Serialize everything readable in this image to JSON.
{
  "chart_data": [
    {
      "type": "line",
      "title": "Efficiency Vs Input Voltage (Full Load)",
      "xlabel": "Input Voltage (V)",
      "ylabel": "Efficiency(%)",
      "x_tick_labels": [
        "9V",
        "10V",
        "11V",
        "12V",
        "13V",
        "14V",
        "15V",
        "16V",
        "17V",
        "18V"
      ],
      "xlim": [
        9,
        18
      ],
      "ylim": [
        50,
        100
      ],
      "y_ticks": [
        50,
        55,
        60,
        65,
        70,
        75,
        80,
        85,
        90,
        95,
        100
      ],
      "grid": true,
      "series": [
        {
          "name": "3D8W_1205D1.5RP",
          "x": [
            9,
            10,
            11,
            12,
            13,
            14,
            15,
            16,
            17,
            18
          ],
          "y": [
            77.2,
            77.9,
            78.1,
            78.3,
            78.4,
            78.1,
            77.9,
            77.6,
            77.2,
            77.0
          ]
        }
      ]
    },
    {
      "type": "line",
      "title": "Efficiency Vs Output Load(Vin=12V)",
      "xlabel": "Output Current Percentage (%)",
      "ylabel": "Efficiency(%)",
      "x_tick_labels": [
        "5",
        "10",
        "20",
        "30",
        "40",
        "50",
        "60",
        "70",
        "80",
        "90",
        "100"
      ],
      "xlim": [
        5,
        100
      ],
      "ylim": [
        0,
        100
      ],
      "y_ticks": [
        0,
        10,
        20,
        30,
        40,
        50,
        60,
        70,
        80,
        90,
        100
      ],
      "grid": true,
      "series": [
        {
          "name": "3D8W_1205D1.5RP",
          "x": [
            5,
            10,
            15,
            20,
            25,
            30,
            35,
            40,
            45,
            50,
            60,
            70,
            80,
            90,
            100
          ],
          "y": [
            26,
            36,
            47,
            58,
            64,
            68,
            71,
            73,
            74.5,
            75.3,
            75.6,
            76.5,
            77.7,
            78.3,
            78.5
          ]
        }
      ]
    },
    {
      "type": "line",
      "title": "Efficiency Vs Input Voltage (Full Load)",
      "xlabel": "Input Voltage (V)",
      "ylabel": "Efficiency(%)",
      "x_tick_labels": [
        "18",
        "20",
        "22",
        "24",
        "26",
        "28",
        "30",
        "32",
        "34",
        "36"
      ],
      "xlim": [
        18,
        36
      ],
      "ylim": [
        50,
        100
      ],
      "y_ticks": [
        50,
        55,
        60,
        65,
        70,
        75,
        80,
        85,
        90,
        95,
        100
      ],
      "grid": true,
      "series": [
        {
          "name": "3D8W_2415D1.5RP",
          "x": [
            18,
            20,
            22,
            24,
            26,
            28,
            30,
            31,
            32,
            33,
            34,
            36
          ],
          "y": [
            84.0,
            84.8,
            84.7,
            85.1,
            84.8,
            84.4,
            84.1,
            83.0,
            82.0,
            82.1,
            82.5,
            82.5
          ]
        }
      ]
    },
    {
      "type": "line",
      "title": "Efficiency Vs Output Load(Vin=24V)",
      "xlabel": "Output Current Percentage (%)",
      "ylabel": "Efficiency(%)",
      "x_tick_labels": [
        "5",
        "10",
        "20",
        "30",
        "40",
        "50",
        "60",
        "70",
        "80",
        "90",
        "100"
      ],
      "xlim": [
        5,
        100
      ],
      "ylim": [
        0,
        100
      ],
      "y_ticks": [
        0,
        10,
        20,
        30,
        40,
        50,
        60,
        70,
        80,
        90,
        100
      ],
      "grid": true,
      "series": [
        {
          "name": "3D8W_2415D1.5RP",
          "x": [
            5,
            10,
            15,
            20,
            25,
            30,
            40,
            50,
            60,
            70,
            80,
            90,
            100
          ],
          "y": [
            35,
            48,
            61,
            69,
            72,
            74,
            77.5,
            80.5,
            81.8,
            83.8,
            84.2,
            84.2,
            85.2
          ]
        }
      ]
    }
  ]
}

◆ ◆ ◆ ◆ ◆

Problem details
Quote each line above in full, word for word.

Solution to the problem
Serialize everything readable in this image to JSON.
{
  "chart_data": [
    {
      "type": "line",
      "title": "Efficiency Vs Input Voltage (Full Load)",
      "xlabel": "Input Voltage (V)",
      "ylabel": "Efficiency(%)",
      "x_tick_labels": [
        "9V",
        "10V",
        "11V",
        "12V",
        "13V",
        "14V",
        "15V",
        "16V",
        "17V",
        "18V"
      ],
      "xlim": [
        9,
        18
      ],
      "ylim": [
        50,
        100
      ],
      "y_ticks": [
        50,
        55,
        60,
        65,
        70,
        75,
        80,
        85,
        90,
        95,
        100
      ],
      "grid": true,
      "series": [
        {
          "name": "3D8W_1205D1.5RP",
          "x": [
            9,
            10,
            11,
            12,
            13,
            14,
            15,
            16,
            17,
            18
          ],
          "y": [
            77.2,
            77.9,
            78.1,
            78.3,
            78.4,
            78.1,
            77.9,
            77.6,
            77.2,
            77.0
          ]
        }
      ]
    },
    {
      "type": "line",
      "title": "Efficiency Vs Output Load(Vin=12V)",
      "xlabel": "Output Current Percentage (%)",
      "ylabel": "Efficiency(%)",
      "x_tick_labels": [
        "5",
        "10",
        "20",
        "30",
        "40",
        "50",
        "60",
        "70",
        "80",
        "90",
        "100"
      ],
      "xlim": [
        5,
        100
      ],
      "ylim": [
        0,
        100
      ],
      "y_ticks": [
        0,
        10,
        20,
        30,
        40,
        50,
        60,
        70,
        80,
        90,
        100
      ],
      "grid": true,
      "series": [
        {
          "name": "3D8W_1205D1.5RP",
          "x": [
            5,
            10,
            15,
            20,
            25,
            30,
            35,
            40,
            45,
            50,
            60,
            70,
            80,
            90,
            100
          ],
          "y": [
            26,
            36,
            47,
            58,
            64,
            68,
            71,
            73,
            74.5,
            75.3,
            75.6,
            76.5,
            77.7,
            78.3,
            78.5
          ]
        }
      ]
    },
    {
      "type": "line",
      "title": "Efficiency Vs Input Voltage (Full Load)",
      "xlabel": "Input Voltage (V)",
      "ylabel": "Efficiency(%)",
      "x_tick_labels": [
        "18",
        "20",
        "22",
        "24",
        "26",
        "28",
        "30",
        "32",
        "34",
        "36"
      ],
      "xlim": [
        18,
        36
      ],
      "ylim": [
        50,
        100
      ],
      "y_ticks": [
        50,
        55,
        60,
        65,
        70,
        75,
        80,
        85,
        90,
        95,
        100
      ],
      "grid": true,
      "series": [
        {
          "name": "3D8W_2415D1.5RP",
          "x": [
            18,
            20,
            22,
            24,
            26,
            28,
            30,
            31,
            32,
            33,
            34,
            36
          ],
          "y": [
            84.0,
            84.8,
            84.7,
            85.1,
            84.8,
            84.4,
            84.1,
            83.0,
            82.0,
            82.1,
            82.5,
            82.5
          ]
        }
      ]
    },
    {
      "type": "line",
      "title": "Efficiency Vs Output Load(Vin=24V)",
      "xlabel": "Output Current Percentage (%)",
      "ylabel": "Efficiency(%)",
      "x_tick_labels": [
        "5",
        "10",
        "20",
        "30",
        "40",
        "50",
        "60",
        "70",
        "80",
        "90",
        "100"
      ],
      "xlim": [
        5,
        100
      ],
      "ylim": [
        0,
        100
      ],
      "y_ticks": [
        0,
        10,
        20,
        30,
        40,
        50,
        60,
        70,
        80,
        90,
        100
      ],
      "grid": true,
      "series": [
        {
          "name": "3D8W_2415D1.5RP",
          "x": [
            5,
            10,
            15,
            20,
            25,
            30,
            40,
            50,
            60,
            70,
            80,
            90,
            100
          ],
          "y": [
            35,
            48,
            61,
            69,
            72,
            74,
            77.5,
            80.5,
            81.8,
            83.8,
            84.2,
            84.2,
            85.2
          ]
        }
      ]
    }
  ]
}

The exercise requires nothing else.